╭──

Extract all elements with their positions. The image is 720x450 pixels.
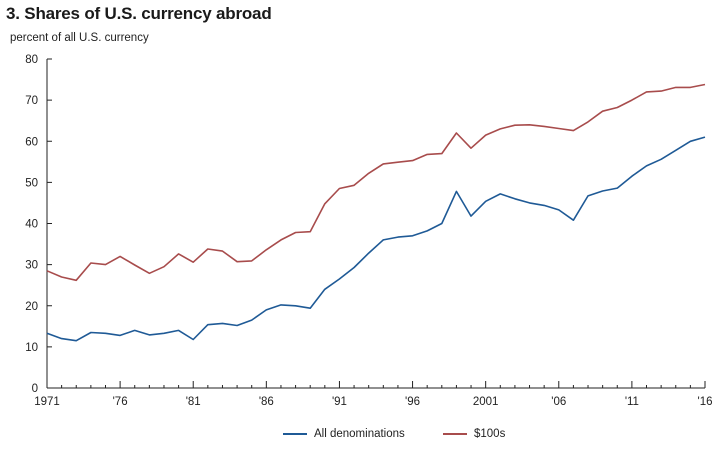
x-tick-label-2011: '11 — [625, 396, 639, 408]
x-tick-label-1991: '91 — [332, 396, 347, 408]
series-line-all-denominations — [46, 136, 706, 342]
y-tick-label-50: 50 — [25, 177, 38, 189]
x-tick-label-1986: '86 — [259, 396, 274, 408]
x-tick-label-1996: '96 — [405, 396, 420, 408]
y-tick-label-60: 60 — [25, 136, 38, 148]
legend-item-100s: $100s — [443, 428, 505, 440]
legend-label-100s: $100s — [474, 428, 506, 440]
legend: All denominations $100s — [0, 428, 720, 444]
legend-label-all-denominations: All denominations — [314, 428, 405, 440]
y-tick-label-80: 80 — [25, 54, 38, 66]
x-tick-label-2001: 2001 — [473, 396, 499, 408]
legend-item-all-denominations: All denominations — [283, 428, 405, 440]
x-tick-label-1976: '76 — [113, 396, 128, 408]
y-tick-label-20: 20 — [25, 301, 38, 313]
y-tick-label-0: 0 — [32, 383, 38, 395]
legend-swatch-all-denominations — [283, 433, 307, 435]
y-tick-label-40: 40 — [25, 219, 38, 231]
y-tick-label-30: 30 — [25, 260, 38, 272]
legend-swatch-100s — [443, 433, 467, 435]
x-tick-label-1971: 1971 — [34, 396, 60, 408]
y-tick-label-10: 10 — [25, 342, 38, 354]
x-tick-label-1981: '81 — [186, 396, 201, 408]
y-tick-label-70: 70 — [25, 95, 38, 107]
x-tick-label-2016: '16 — [698, 396, 713, 408]
y-axis-label: percent of all U.S. currency — [10, 32, 149, 44]
chart-title: 3. Shares of U.S. currency abroad — [6, 4, 272, 23]
x-tick-label-2006: '06 — [551, 396, 566, 408]
series-line-100s — [46, 83, 706, 282]
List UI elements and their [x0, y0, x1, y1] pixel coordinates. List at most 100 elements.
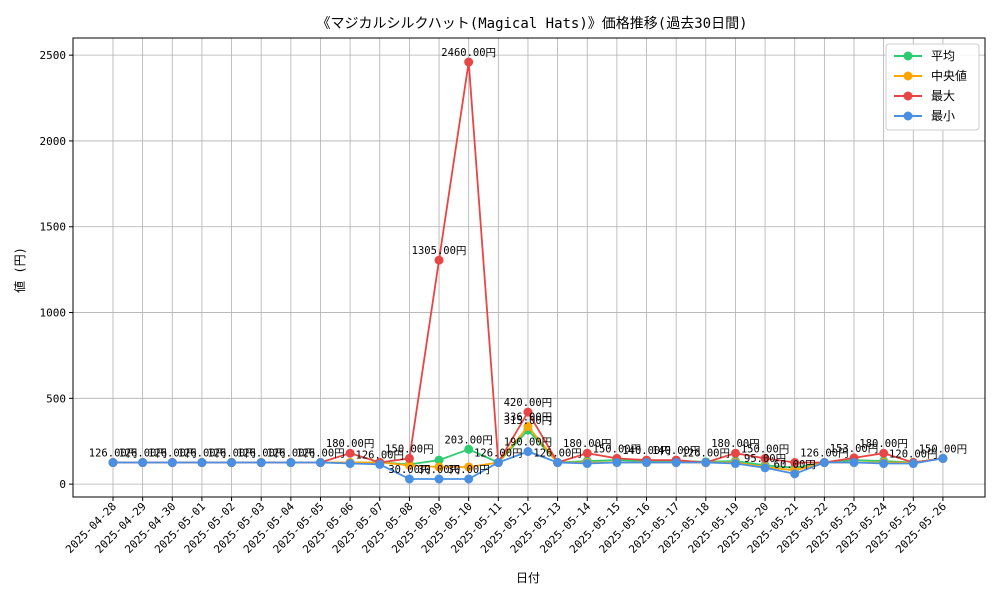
data-point: [790, 469, 800, 479]
data-label: 126.00円: [356, 449, 404, 461]
data-point: [464, 57, 474, 67]
data-point: [108, 458, 118, 468]
gridlines: [73, 38, 985, 497]
data-point: [345, 448, 355, 458]
data-point: [701, 458, 711, 468]
x-axis-label: 日付: [516, 571, 540, 585]
data-point: [612, 458, 622, 468]
data-label: 140.00円: [622, 445, 670, 457]
data-label: 126.00円: [474, 448, 522, 460]
data-labels-layer: 126.00円126.00円126.00円126.00円126.00円126.0…: [89, 47, 967, 476]
data-label: 420.00円: [504, 397, 552, 409]
data-point: [286, 458, 296, 468]
data-point: [434, 462, 444, 472]
data-label: 1305.00円: [412, 245, 467, 257]
y-axis-label: 値 (円): [12, 247, 27, 293]
legend-marker: [903, 51, 913, 61]
data-label: 126.00円: [267, 448, 315, 460]
data-point: [434, 474, 444, 484]
data-point: [730, 448, 740, 458]
legend-box: [885, 43, 980, 131]
data-label: 180.00円: [326, 438, 374, 450]
data-point: [790, 458, 800, 468]
data-point: [167, 458, 177, 468]
data-point: [582, 448, 592, 458]
data-point: [523, 407, 533, 417]
data-point: [464, 462, 474, 472]
data-label: 126.00円: [237, 448, 285, 460]
y-tick-label: 500: [46, 392, 66, 405]
data-point: [464, 474, 474, 484]
data-point: [642, 458, 652, 468]
legend-marker: [903, 91, 913, 101]
data-label: 30.00円: [448, 464, 490, 476]
data-label: 126.00円: [296, 448, 344, 460]
series-layer: [108, 57, 948, 484]
data-point: [404, 453, 414, 463]
data-label: 150.00円: [919, 443, 967, 455]
data-point: [879, 459, 889, 469]
data-point: [404, 460, 414, 470]
data-point: [760, 453, 770, 463]
data-label: 150.00円: [385, 443, 433, 455]
data-point: [256, 458, 266, 468]
data-point: [671, 458, 681, 468]
data-point: [523, 447, 533, 457]
data-point: [138, 458, 148, 468]
data-label: 30.00円: [418, 464, 460, 476]
data-point: [434, 455, 444, 465]
data-label: 336.00円: [504, 411, 552, 423]
data-point: [197, 458, 207, 468]
data-point: [315, 458, 325, 468]
data-label: 120.00円: [889, 449, 937, 461]
data-point: [908, 459, 918, 469]
legend-marker: [903, 71, 913, 81]
data-label: 2460.00円: [441, 47, 496, 59]
data-label: 153.00円: [830, 443, 878, 455]
data-label: 203.00円: [444, 434, 492, 446]
data-point: [760, 463, 770, 473]
data-point: [938, 453, 948, 463]
plot-frame: [72, 37, 986, 498]
data-point: [523, 421, 533, 431]
data-point: [730, 459, 740, 469]
legend-label: 平均: [931, 49, 955, 63]
y-axis: 0 500 1000 1500 2000 2500: [40, 49, 73, 491]
data-point: [345, 459, 355, 469]
data-label: 180.00円: [711, 438, 759, 450]
data-label: 180.00円: [563, 438, 611, 450]
data-label: 140.00円: [652, 445, 700, 457]
series-最小: [108, 447, 948, 484]
data-label: 126.00円: [178, 448, 226, 460]
data-point: [464, 444, 474, 454]
data-label: 60.00円: [774, 459, 816, 471]
legend-label: 中央値: [931, 68, 967, 83]
data-label: 30.00円: [388, 464, 430, 476]
y-tick-label: 2500: [40, 49, 67, 62]
data-label: 190.00円: [504, 437, 552, 449]
data-point: [375, 459, 385, 469]
y-tick-label: 1500: [40, 221, 67, 234]
legend-marker: [903, 111, 913, 121]
data-label: 126.00円: [533, 448, 581, 460]
data-label: 95.00円: [744, 453, 786, 465]
data-label: 315.00円: [504, 415, 552, 427]
data-point: [434, 255, 444, 265]
y-tick-label: 2000: [40, 135, 67, 148]
legend-label: 最小: [931, 109, 955, 123]
data-label: 180.00円: [859, 438, 907, 450]
data-label: 126.00円: [682, 448, 730, 460]
data-point: [404, 474, 414, 484]
data-point: [879, 448, 889, 458]
x-axis: 2025-04-282025-04-292025-04-302025-05-01…: [63, 497, 949, 556]
data-label: 126.00円: [207, 448, 255, 460]
data-label: 150.00円: [593, 443, 641, 455]
data-label: 126.00円: [89, 448, 137, 460]
data-label: 126.00円: [118, 448, 166, 460]
data-label: 126.00円: [800, 448, 848, 460]
data-point: [493, 458, 503, 468]
data-point: [819, 458, 829, 468]
legend-label: 最大: [931, 89, 955, 103]
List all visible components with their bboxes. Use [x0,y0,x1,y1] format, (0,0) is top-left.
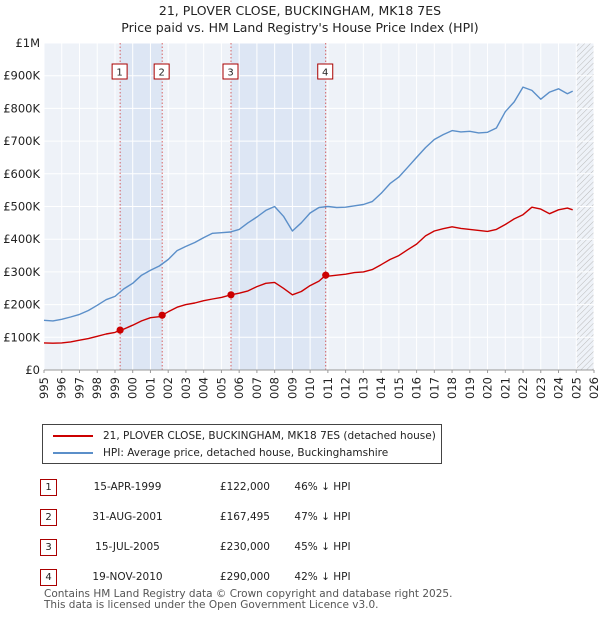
sale-point [227,291,235,299]
y-tick-label: £400K [3,232,40,246]
sale-label-box [317,63,334,80]
transaction-number: 4 [40,568,57,586]
footer-copyright: Contains HM Land Registry data © Crown c… [44,588,453,600]
x-tick-label: 2015 [392,377,406,400]
x-tick-label: 2022 [516,377,530,400]
transaction-date: 31-AUG-2001 [92,511,163,523]
y-tick-label: £0 [25,363,40,377]
sale-point [322,271,330,279]
legend: 21, PLOVER CLOSE, BUCKINGHAM, MK18 7ES (… [42,424,442,464]
x-tick-label: 2021 [498,377,512,400]
x-tick-label: 1997 [72,377,86,400]
x-tick-label: 2020 [481,377,495,400]
y-tick-label: £1M [15,36,40,50]
transaction-number: 1 [40,478,57,496]
transaction-hpi-diff: 46% ↓ HPI [294,481,351,493]
price-chart: 1 2 3 4 £0 £100K £200K £300K £400K £500K £600K £700… [3,36,600,400]
transaction-date: 15-APR-1999 [93,481,162,493]
x-tick-label: 2012 [339,377,353,400]
y-tick-label: £800K [3,101,40,115]
legend-label-property: 21, PLOVER CLOSE, BUCKINGHAM, MK18 7ES (… [103,430,436,442]
sale-label-box [222,63,239,80]
y-tick-label: £200K [3,298,40,312]
x-tick-label: 2016 [410,377,424,400]
transaction-row: 4 19-NOV-2010 £290,000 42% ↓ HPI [40,562,375,592]
x-tick-label: 2013 [356,377,370,400]
hpi-line [43,86,574,322]
x-tick-label: 2019 [463,377,477,400]
legend-item-property: 21, PLOVER CLOSE, BUCKINGHAM, MK18 7ES (… [53,428,436,444]
x-tick-label: 2024 [552,377,566,400]
x-tick-label: 2001 [143,377,157,400]
transaction-number: 2 [40,508,57,526]
footer: Contains HM Land Registry data © Crown c… [44,589,452,611]
y-tick-label: £500K [3,200,40,214]
transaction-row: 2 31-AUG-2001 £167,495 47% ↓ HPI [40,502,375,532]
x-tick-label: 2026 [587,377,600,400]
transaction-number: 3 [40,538,57,556]
x-tick-label: 2014 [374,377,388,400]
legend-label-hpi: HPI: Average price, detached house, Buck… [103,447,389,459]
x-tick-label: 2017 [427,377,441,400]
transaction-date: 19-NOV-2010 [92,571,163,583]
y-tick-label: £700K [3,134,40,148]
x-tick-label: 1995 [37,377,51,400]
sale-label-box [111,63,128,80]
transaction-price: £122,000 [219,481,270,493]
x-tick-label: 2007 [250,377,264,400]
sale-label: 2 [158,68,164,79]
transaction-hpi-diff: 47% ↓ HPI [294,511,351,523]
transaction-row: 3 15-JUL-2005 £230,000 45% ↓ HPI [40,532,375,562]
x-tick-label: 2006 [232,377,246,400]
transaction-price: £290,000 [219,571,270,583]
sale-point [158,311,166,319]
y-tick-label: £900K [3,69,40,83]
x-tick-label: 2008 [268,377,282,400]
x-tick-label: 2000 [126,377,140,400]
x-tick-label: 2010 [303,377,317,400]
x-tick-label: 2025 [569,377,583,400]
x-tick-label: 2009 [285,377,299,400]
legend-swatch-hpi [53,452,93,454]
transaction-price: £167,495 [219,511,270,523]
transactions-table: 1 15-APR-1999 £122,000 46% ↓ HPI 2 31-AUG-200… [40,472,375,592]
x-tick-label: 2004 [197,377,211,400]
x-tick-label: 2018 [445,377,459,400]
transaction-hpi-diff: 42% ↓ HPI [294,571,351,583]
footer-licence: This data is licensed under the Open Gov… [44,599,379,611]
x-tick-label: 1998 [90,377,104,400]
x-tick-label: 2003 [179,377,193,400]
sale-label: 3 [227,68,233,79]
x-tick-label: 2011 [321,377,335,400]
sale-point [116,326,124,334]
transaction-hpi-diff: 45% ↓ HPI [294,541,351,553]
property-price-line [43,206,573,344]
legend-swatch-property [53,435,93,437]
x-tick-label: 1999 [108,377,122,400]
transaction-date: 15-JUL-2005 [95,541,160,553]
x-tick-label: 2023 [534,377,548,400]
transaction-row: 1 15-APR-1999 £122,000 46% ↓ HPI [40,472,375,502]
legend-item-hpi: HPI: Average price, detached house, Buck… [53,445,388,461]
x-tick-label: 1996 [55,377,69,400]
x-tick-label: 2002 [161,377,175,400]
y-tick-label: £600K [3,167,40,181]
sale-label: 4 [322,68,328,79]
sale-label-box [153,63,170,80]
y-tick-label: £100K [3,330,40,344]
chart-title: 21, PLOVER CLOSE, BUCKINGHAM, MK18 7ES [158,3,442,18]
sale-label: 1 [116,68,122,79]
x-tick-label: 2005 [214,377,228,400]
chart-subtitle: Price paid vs. HM Land Registry's House … [121,20,479,35]
y-tick-label: £300K [3,265,40,279]
transaction-price: £230,000 [219,541,270,553]
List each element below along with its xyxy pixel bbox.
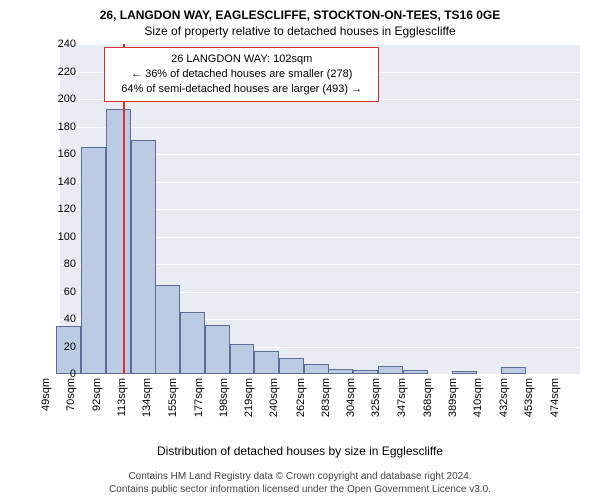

╰──

— YANG HARUS DIBUAT —
Perbarui baris-baris dari baris yang memuat "sale-point [227,291,235,299]" sampai baris yang memuat "x-tick-label: 2015 [392,377,406,400]" dengan mengganti "x-tick-label" menjadi "x-axis-label", lalu tuliskan kembali baris-baris itu tanpa perubahan lain.

— HASIL YANG DIHARAPKAN —
sale-point [227,291,235,299]
y-tick-label: £400K [3,232,40,246]
sale-label-box [317,63,334,80]
transaction-number: 4 [40,568,57,586]
footer-copyright: Contains HM Land Registry data © Crown c… [44,588,453,600]
x-axis-label: 2015 [392,377,406,400]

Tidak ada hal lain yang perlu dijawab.